— start of MATERIAL —

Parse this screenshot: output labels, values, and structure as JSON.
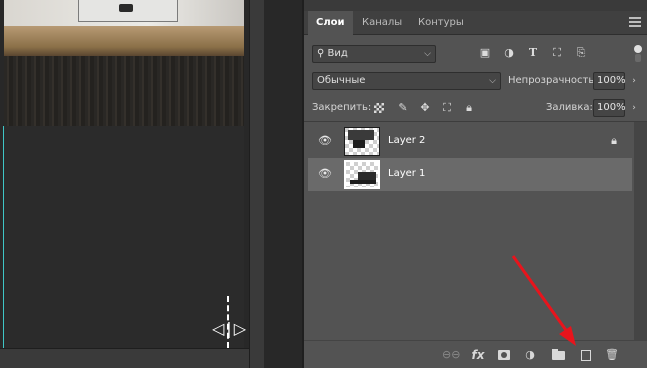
{
  "tabs": [
    {
      "label": "Слои",
      "active": true
    },
    {
      "label": "Каналы",
      "active": false
    },
    {
      "label": "Контуры",
      "active": false
    }
  ],
  "filter": {
    "kind_label": "Вид",
    "icons": [
      "image-filter-icon",
      "adjustment-filter-icon",
      "type-filter-icon",
      "shape-filter-icon",
      "smart-object-filter-icon"
    ]
  },
  "blend": {
    "mode": "Обычные",
    "opacity_label": "Непрозрачность:",
    "opacity_value": "100%"
  },
  "lock": {
    "label": "Закрепить:",
    "icons": [
      "lock-transparent-pixels-icon",
      "lock-image-pixels-icon",
      "lock-position-icon",
      "lock-artboard-icon",
      "lock-all-icon"
    ],
    "fill_label": "Заливка:",
    "fill_value": "100%"
  },
  "layers": [
    {
      "name": "Layer 2",
      "visible": true,
      "locked": true,
      "selected": false
    },
    {
      "name": "Layer 1",
      "visible": true,
      "locked": false,
      "selected": true
    }
  ],
  "bottom_bar": {
    "fx_label": "fx",
    "icons": [
      "link-layers-icon",
      "fx-icon",
      "layer-mask-icon",
      "adjustment-layer-icon",
      "group-folder-icon",
      "new-layer-icon",
      "trash-icon"
    ]
  },
  "colors": {
    "panel_bg": "#535353",
    "selected_row": "#6a6a6a",
    "guide_cyan": "#3fc6c6",
    "annotation_red": "#e8141c"
  }
}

— end of MATERIAL —

**WHAT TO PRODUCE**
Keep every word of the data as it is when you write it out, but drop the pictures.

**ANSWER**
Parse this screenshot: output labels, values, and structure as JSON.
{
  "tabs": [
    {
      "label": "Слои",
      "active": true
    },
    {
      "label": "Каналы",
      "active": false
    },
    {
      "label": "Контуры",
      "active": false
    }
  ],
  "filter": {
    "kind_label": "Вид",
    "icons": [
      "image-filter-icon",
      "adjustment-filter-icon",
      "type-filter-icon",
      "shape-filter-icon",
      "smart-object-filter-icon"
    ]
  },
  "blend": {
    "mode": "Обычные",
    "opacity_label": "Непрозрачность:",
    "opacity_value": "100%"
  },
  "lock": {
    "label": "Закрепить:",
    "icons": [
      "lock-transparent-pixels-icon",
      "lock-image-pixels-icon",
      "lock-position-icon",
      "lock-artboard-icon",
      "lock-all-icon"
    ],
    "fill_label": "Заливка:",
    "fill_value": "100%"
  },
  "layers": [
    {
      "name": "Layer 2",
      "visible": true,
      "locked": true,
      "selected": false
    },
    {
      "name": "Layer 1",
      "visible": true,
      "locked": false,
      "selected": true
    }
  ],
  "bottom_bar": {
    "fx_label": "fx",
    "icons": [
      "link-layers-icon",
      "fx-icon",
      "layer-mask-icon",
      "adjustment-layer-icon",
      "group-folder-icon",
      "new-layer-icon",
      "trash-icon"
    ]
  },
  "colors": {
    "panel_bg": "#535353",
    "selected_row": "#6a6a6a",
    "guide_cyan": "#3fc6c6",
    "annotation_red": "#e8141c"
  }
}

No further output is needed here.